▶ _To be done_
Go through the records and show each line where the word "circle" occurs.

▶ _Records shown_

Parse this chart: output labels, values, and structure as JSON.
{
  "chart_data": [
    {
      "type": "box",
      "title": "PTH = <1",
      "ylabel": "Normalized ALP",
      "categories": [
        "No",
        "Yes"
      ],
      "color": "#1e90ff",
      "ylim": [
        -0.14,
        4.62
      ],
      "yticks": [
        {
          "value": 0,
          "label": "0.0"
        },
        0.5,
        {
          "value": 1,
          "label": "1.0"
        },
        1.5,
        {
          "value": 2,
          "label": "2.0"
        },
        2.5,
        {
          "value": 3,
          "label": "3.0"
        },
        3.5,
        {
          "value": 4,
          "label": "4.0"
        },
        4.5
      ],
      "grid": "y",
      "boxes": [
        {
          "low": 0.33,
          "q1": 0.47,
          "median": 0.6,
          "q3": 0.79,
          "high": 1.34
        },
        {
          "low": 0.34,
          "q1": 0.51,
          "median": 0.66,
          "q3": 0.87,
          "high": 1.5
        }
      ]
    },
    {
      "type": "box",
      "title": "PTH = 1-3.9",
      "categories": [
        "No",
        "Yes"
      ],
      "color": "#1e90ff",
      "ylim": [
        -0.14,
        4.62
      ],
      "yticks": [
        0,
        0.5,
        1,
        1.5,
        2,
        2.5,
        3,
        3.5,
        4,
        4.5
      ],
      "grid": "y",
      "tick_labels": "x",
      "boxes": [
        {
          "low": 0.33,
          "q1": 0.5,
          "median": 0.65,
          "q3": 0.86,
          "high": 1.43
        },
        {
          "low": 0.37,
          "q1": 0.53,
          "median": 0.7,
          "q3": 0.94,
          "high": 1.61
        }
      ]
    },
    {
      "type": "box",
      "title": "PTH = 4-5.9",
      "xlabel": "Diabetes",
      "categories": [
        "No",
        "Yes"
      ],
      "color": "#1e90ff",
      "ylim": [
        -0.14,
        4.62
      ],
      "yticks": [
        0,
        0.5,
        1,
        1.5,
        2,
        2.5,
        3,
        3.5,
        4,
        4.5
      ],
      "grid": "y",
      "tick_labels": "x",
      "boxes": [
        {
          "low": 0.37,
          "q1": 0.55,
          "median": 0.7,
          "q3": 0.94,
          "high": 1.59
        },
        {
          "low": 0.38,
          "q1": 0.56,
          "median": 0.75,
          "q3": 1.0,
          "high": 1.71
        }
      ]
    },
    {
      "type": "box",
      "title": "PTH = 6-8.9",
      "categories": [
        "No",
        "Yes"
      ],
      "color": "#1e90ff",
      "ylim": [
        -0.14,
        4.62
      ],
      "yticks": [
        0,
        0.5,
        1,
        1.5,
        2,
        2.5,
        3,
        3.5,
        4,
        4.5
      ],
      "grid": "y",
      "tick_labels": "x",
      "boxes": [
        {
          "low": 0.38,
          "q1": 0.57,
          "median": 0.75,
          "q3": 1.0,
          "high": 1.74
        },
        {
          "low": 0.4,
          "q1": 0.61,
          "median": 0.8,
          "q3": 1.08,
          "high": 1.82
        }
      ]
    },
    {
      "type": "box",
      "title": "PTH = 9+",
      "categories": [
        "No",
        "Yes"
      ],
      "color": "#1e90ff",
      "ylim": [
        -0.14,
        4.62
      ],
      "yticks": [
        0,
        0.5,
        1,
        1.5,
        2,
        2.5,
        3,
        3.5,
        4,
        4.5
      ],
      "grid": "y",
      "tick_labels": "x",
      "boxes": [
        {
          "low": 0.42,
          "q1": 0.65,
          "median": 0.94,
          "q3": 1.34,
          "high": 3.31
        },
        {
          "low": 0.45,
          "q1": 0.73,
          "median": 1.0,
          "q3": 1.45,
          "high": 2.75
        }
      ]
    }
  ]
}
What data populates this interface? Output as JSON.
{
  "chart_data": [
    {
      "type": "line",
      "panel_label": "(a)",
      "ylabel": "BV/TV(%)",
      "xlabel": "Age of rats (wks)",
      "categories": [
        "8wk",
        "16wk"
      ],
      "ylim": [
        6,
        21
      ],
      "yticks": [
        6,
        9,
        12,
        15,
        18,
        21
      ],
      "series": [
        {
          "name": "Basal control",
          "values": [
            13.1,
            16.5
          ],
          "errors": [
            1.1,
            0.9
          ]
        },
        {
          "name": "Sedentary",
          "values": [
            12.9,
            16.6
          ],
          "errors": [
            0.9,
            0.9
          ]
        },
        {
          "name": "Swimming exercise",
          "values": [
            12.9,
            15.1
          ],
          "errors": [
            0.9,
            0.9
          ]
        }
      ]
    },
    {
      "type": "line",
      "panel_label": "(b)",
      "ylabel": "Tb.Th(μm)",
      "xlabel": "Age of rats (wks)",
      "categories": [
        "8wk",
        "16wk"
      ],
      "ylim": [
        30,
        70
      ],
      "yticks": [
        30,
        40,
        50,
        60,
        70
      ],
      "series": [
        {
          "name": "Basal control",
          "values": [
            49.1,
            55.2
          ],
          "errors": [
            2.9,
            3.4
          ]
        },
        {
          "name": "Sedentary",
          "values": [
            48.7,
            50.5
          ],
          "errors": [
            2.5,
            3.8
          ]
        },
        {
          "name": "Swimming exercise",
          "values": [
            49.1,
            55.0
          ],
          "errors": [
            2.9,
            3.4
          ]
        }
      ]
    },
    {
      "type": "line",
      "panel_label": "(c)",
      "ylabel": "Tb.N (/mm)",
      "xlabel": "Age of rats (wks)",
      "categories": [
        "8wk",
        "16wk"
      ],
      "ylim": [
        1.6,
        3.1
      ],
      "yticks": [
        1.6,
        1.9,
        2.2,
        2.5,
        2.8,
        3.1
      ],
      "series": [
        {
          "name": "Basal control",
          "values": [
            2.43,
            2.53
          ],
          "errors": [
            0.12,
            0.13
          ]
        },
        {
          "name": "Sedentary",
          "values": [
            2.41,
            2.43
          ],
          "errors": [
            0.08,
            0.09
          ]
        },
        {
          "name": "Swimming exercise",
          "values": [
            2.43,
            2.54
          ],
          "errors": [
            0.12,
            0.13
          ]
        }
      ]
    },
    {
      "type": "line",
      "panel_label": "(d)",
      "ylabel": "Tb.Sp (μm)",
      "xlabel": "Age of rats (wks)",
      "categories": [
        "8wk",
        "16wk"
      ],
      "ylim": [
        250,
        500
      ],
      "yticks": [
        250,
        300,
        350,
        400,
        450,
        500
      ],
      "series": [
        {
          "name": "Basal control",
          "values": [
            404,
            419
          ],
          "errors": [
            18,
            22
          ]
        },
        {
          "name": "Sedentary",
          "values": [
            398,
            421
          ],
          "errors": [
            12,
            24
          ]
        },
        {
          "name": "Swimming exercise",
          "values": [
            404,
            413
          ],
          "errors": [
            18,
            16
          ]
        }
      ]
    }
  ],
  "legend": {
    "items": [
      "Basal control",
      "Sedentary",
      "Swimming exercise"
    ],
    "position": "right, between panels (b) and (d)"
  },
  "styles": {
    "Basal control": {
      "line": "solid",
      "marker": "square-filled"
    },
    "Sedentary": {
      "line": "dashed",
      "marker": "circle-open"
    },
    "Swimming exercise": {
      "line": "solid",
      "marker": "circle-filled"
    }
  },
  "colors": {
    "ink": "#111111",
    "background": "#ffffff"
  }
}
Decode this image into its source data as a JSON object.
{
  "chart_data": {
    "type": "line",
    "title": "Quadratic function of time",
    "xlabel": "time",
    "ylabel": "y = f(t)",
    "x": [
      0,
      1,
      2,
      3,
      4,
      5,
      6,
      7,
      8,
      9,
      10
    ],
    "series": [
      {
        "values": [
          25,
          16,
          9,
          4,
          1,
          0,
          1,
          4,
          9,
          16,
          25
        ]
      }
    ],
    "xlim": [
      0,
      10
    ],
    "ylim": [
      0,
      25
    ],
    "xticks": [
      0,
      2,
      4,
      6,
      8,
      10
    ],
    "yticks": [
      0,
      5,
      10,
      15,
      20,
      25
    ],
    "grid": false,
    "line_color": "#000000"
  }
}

▶ _Output for this task_
      "marker": "circle-open"
      "marker": "circle-filled"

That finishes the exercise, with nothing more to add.